* BEGIN Records provided *

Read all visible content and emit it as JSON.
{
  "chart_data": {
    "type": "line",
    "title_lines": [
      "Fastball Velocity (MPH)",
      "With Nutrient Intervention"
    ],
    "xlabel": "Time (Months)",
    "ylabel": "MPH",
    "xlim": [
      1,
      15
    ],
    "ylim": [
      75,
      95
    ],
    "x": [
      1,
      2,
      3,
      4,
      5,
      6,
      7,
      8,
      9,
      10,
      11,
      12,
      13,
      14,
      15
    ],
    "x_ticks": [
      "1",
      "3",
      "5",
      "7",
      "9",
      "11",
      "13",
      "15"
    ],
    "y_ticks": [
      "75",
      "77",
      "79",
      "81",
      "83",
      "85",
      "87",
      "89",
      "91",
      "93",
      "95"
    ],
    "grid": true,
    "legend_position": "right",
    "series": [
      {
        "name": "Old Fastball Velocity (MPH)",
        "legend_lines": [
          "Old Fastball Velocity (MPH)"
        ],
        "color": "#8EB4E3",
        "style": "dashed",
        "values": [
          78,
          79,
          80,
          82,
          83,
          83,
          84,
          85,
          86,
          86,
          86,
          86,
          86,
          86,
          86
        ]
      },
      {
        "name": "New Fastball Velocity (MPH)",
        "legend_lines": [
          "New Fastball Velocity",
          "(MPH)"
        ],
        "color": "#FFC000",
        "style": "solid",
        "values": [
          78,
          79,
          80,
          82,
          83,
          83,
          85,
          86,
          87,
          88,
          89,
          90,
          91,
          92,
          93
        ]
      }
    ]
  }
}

* END Records provided *

§ Directive:
Retype every entry above, word for word.

§ The output:
Read all visible content and emit it as JSON.
{
  "chart_data": {
    "type": "line",
    "title_lines": [
      "Fastball Velocity (MPH)",
      "With Nutrient Intervention"
    ],
    "xlabel": "Time (Months)",
    "ylabel": "MPH",
    "xlim": [
      1,
      15
    ],
    "ylim": [
      75,
      95
    ],
    "x": [
      1,
      2,
      3,
      4,
      5,
      6,
      7,
      8,
      9,
      10,
      11,
      12,
      13,
      14,
      15
    ],
    "x_ticks": [
      "1",
      "3",
      "5",
      "7",
      "9",
      "11",
      "13",
      "15"
    ],
    "y_ticks": [
      "75",
      "77",
      "79",
      "81",
      "83",
      "85",
      "87",
      "89",
      "91",
      "93",
      "95"
    ],
    "grid": true,
    "legend_position": "right",
    "series": [
      {
        "name": "Old Fastball Velocity (MPH)",
        "legend_lines": [
          "Old Fastball Velocity (MPH)"
        ],
        "color": "#8EB4E3",
        "style": "dashed",
        "values": [
          78,
          79,
          80,
          82,
          83,
          83,
          84,
          85,
          86,
          86,
          86,
          86,
          86,
          86,
          86
        ]
      },
      {
        "name": "New Fastball Velocity (MPH)",
        "legend_lines": [
          "New Fastball Velocity",
          "(MPH)"
        ],
        "color": "#FFC000",
        "style": "solid",
        "values": [
          78,
          79,
          80,
          82,
          83,
          83,
          85,
          86,
          87,
          88,
          89,
          90,
          91,
          92,
          93
        ]
      }
    ]
  }
}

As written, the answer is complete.